**Task requirements**
Write the records below out again exactly as given, with no images.

§

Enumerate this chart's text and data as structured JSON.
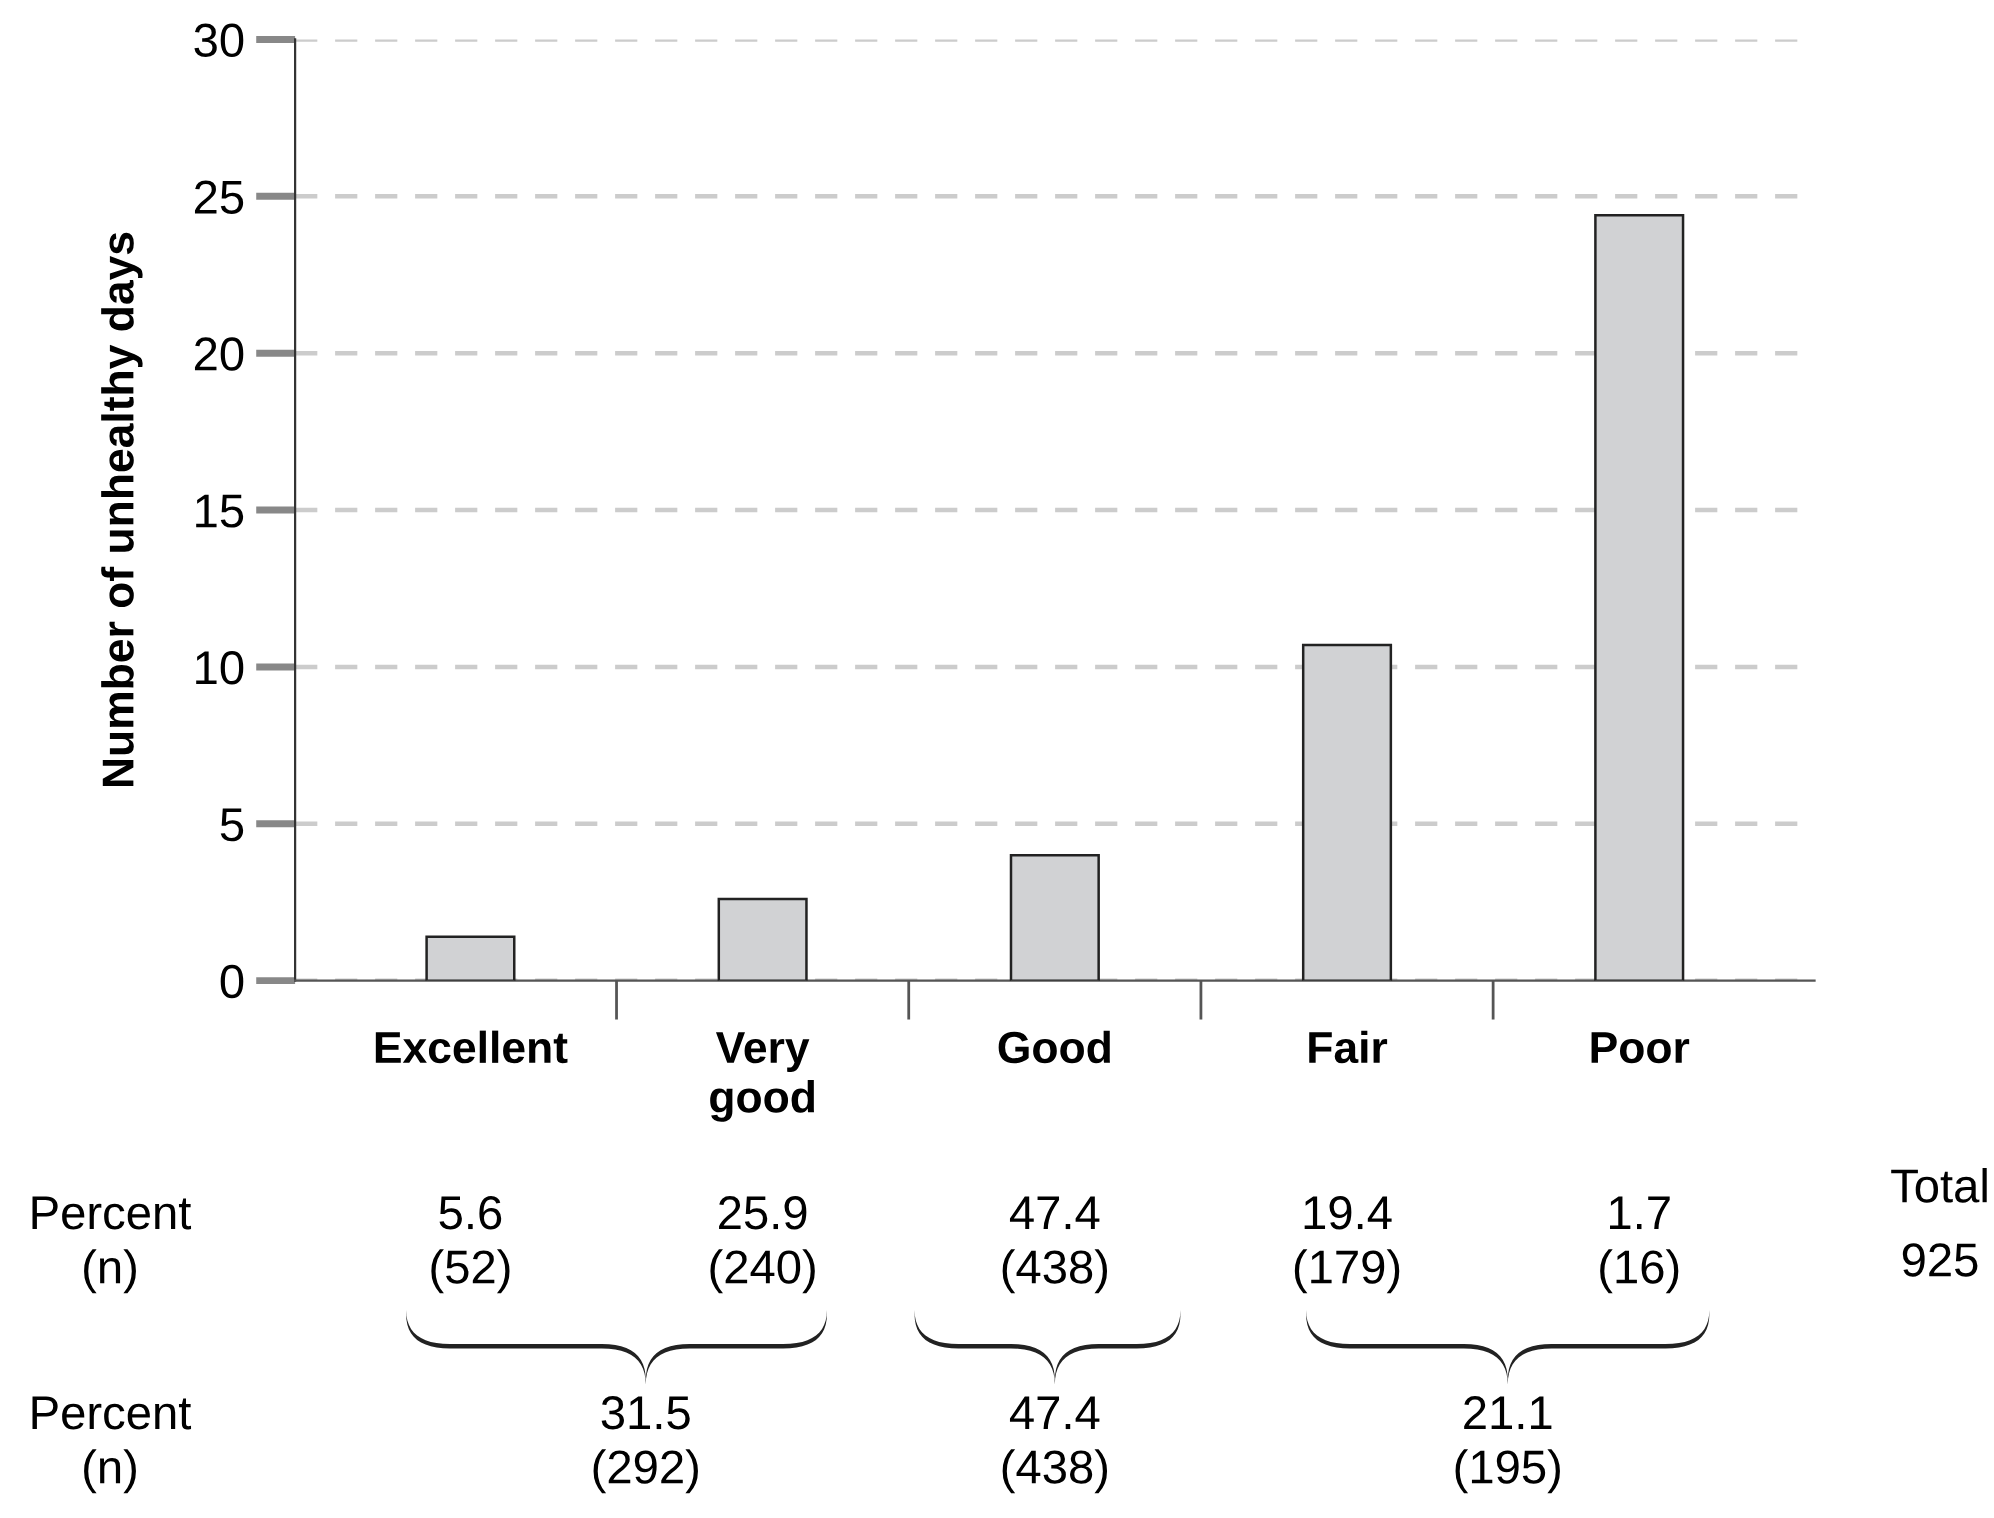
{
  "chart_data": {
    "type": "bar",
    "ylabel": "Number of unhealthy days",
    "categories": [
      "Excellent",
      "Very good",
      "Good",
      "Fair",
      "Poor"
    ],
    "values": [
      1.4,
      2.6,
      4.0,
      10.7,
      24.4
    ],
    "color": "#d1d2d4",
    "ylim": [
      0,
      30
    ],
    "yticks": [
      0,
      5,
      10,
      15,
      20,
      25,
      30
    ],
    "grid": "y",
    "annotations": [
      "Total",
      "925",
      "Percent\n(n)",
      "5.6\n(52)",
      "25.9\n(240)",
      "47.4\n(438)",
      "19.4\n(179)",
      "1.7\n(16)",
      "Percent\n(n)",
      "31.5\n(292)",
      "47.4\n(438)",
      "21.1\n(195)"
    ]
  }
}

§

**Solution**
Enumerate this chart's text and data as structured JSON.
{
  "chart_data": {
    "type": "bar",
    "ylabel": "Number of unhealthy days",
    "categories": [
      "Excellent",
      "Very good",
      "Good",
      "Fair",
      "Poor"
    ],
    "values": [
      1.4,
      2.6,
      4.0,
      10.7,
      24.4
    ],
    "color": "#d1d2d4",
    "ylim": [
      0,
      30
    ],
    "yticks": [
      0,
      5,
      10,
      15,
      20,
      25,
      30
    ],
    "grid": "y",
    "annotations": [
      "Total",
      "925",
      "Percent\n(n)",
      "5.6\n(52)",
      "25.9\n(240)",
      "47.4\n(438)",
      "19.4\n(179)",
      "1.7\n(16)",
      "Percent\n(n)",
      "31.5\n(292)",
      "47.4\n(438)",
      "21.1\n(195)"
    ]
  }
}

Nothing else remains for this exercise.